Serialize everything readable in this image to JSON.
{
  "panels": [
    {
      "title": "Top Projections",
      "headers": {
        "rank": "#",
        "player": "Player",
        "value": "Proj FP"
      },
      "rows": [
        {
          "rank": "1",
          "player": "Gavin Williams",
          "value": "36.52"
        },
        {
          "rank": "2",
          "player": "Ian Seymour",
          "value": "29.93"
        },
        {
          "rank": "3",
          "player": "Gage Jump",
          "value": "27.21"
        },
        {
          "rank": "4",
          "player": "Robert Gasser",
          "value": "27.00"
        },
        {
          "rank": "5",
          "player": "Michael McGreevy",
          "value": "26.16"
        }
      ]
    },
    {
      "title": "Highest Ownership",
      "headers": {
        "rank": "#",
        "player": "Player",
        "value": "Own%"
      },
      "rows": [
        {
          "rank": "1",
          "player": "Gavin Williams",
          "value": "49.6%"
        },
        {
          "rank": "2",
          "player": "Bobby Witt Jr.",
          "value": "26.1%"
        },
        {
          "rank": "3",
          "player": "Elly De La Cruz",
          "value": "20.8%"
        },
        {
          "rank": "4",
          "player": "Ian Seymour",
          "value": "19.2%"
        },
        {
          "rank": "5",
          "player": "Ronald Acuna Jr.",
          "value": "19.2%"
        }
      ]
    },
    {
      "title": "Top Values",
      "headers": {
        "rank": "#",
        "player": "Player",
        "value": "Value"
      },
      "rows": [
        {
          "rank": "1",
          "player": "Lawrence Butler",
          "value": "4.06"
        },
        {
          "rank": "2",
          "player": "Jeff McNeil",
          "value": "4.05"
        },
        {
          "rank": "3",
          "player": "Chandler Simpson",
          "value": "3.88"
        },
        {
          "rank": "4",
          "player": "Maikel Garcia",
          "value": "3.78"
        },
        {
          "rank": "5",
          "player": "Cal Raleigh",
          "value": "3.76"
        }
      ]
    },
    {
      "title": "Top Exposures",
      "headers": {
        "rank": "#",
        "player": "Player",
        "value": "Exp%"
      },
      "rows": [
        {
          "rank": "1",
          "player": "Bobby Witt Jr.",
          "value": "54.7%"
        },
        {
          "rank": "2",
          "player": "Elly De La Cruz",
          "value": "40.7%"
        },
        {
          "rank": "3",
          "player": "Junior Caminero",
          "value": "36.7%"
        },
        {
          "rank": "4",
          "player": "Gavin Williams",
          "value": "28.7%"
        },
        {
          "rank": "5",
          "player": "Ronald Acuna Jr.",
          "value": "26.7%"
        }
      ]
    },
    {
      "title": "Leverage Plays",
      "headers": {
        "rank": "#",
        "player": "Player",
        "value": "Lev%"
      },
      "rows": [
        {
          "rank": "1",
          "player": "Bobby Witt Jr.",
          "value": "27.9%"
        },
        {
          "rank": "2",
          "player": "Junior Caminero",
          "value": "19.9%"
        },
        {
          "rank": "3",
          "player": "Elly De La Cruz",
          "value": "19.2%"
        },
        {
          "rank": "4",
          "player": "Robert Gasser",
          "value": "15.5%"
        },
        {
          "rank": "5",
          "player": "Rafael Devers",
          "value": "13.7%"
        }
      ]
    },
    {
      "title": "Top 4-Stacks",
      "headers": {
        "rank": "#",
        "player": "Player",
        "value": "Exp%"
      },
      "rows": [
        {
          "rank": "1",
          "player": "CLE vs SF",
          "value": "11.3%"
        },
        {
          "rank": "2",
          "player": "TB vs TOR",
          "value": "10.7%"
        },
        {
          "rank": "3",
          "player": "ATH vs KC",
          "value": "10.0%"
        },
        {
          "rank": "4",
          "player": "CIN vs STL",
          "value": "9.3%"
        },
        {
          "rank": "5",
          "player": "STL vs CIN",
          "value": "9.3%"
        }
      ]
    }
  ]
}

══════

**WHAT TO PRODUCE:**
Write out the data exactly as it stands.

**ANSWER FOR THE TASK:**
Serialize everything readable in this image to JSON.
{
  "panels": [
    {
      "title": "Top Projections",
      "headers": {
        "rank": "#",
        "player": "Player",
        "value": "Proj FP"
      },
      "rows": [
        {
          "rank": "1",
          "player": "Gavin Williams",
          "value": "36.52"
        },
        {
          "rank": "2",
          "player": "Ian Seymour",
          "value": "29.93"
        },
        {
          "rank": "3",
          "player": "Gage Jump",
          "value": "27.21"
        },
        {
          "rank": "4",
          "player": "Robert Gasser",
          "value": "27.00"
        },
        {
          "rank": "5",
          "player": "Michael McGreevy",
          "value": "26.16"
        }
      ]
    },
    {
      "title": "Highest Ownership",
      "headers": {
        "rank": "#",
        "player": "Player",
        "value": "Own%"
      },
      "rows": [
        {
          "rank": "1",
          "player": "Gavin Williams",
          "value": "49.6%"
        },
        {
          "rank": "2",
          "player": "Bobby Witt Jr.",
          "value": "26.1%"
        },
        {
          "rank": "3",
          "player": "Elly De La Cruz",
          "value": "20.8%"
        },
        {
          "rank": "4",
          "player": "Ian Seymour",
          "value": "19.2%"
        },
        {
          "rank": "5",
          "player": "Ronald Acuna Jr.",
          "value": "19.2%"
        }
      ]
    },
    {
      "title": "Top Values",
      "headers": {
        "rank": "#",
        "player": "Player",
        "value": "Value"
      },
      "rows": [
        {
          "rank": "1",
          "player": "Lawrence Butler",
          "value": "4.06"
        },
        {
          "rank": "2",
          "player": "Jeff McNeil",
          "value": "4.05"
        },
        {
          "rank": "3",
          "player": "Chandler Simpson",
          "value": "3.88"
        },
        {
          "rank": "4",
          "player": "Maikel Garcia",
          "value": "3.78"
        },
        {
          "rank": "5",
          "player": "Cal Raleigh",
          "value": "3.76"
        }
      ]
    },
    {
      "title": "Top Exposures",
      "headers": {
        "rank": "#",
        "player": "Player",
        "value": "Exp%"
      },
      "rows": [
        {
          "rank": "1",
          "player": "Bobby Witt Jr.",
          "value": "54.7%"
        },
        {
          "rank": "2",
          "player": "Elly De La Cruz",
          "value": "40.7%"
        },
        {
          "rank": "3",
          "player": "Junior Caminero",
          "value": "36.7%"
        },
        {
          "rank": "4",
          "player": "Gavin Williams",
          "value": "28.7%"
        },
        {
          "rank": "5",
          "player": "Ronald Acuna Jr.",
          "value": "26.7%"
        }
      ]
    },
    {
      "title": "Leverage Plays",
      "headers": {
        "rank": "#",
        "player": "Player",
        "value": "Lev%"
      },
      "rows": [
        {
          "rank": "1",
          "player": "Bobby Witt Jr.",
          "value": "27.9%"
        },
        {
          "rank": "2",
          "player": "Junior Caminero",
          "value": "19.9%"
        },
        {
          "rank": "3",
          "player": "Elly De La Cruz",
          "value": "19.2%"
        },
        {
          "rank": "4",
          "player": "Robert Gasser",
          "value": "15.5%"
        },
        {
          "rank": "5",
          "player": "Rafael Devers",
          "value": "13.7%"
        }
      ]
    },
    {
      "title": "Top 4-Stacks",
      "headers": {
        "rank": "#",
        "player": "Player",
        "value": "Exp%"
      },
      "rows": [
        {
          "rank": "1",
          "player": "CLE vs SF",
          "value": "11.3%"
        },
        {
          "rank": "2",
          "player": "TB vs TOR",
          "value": "10.7%"
        },
        {
          "rank": "3",
          "player": "ATH vs KC",
          "value": "10.0%"
        },
        {
          "rank": "4",
          "player": "CIN vs STL",
          "value": "9.3%"
        },
        {
          "rank": "5",
          "player": "STL vs CIN",
          "value": "9.3%"
        }
      ]
    }
  ]
}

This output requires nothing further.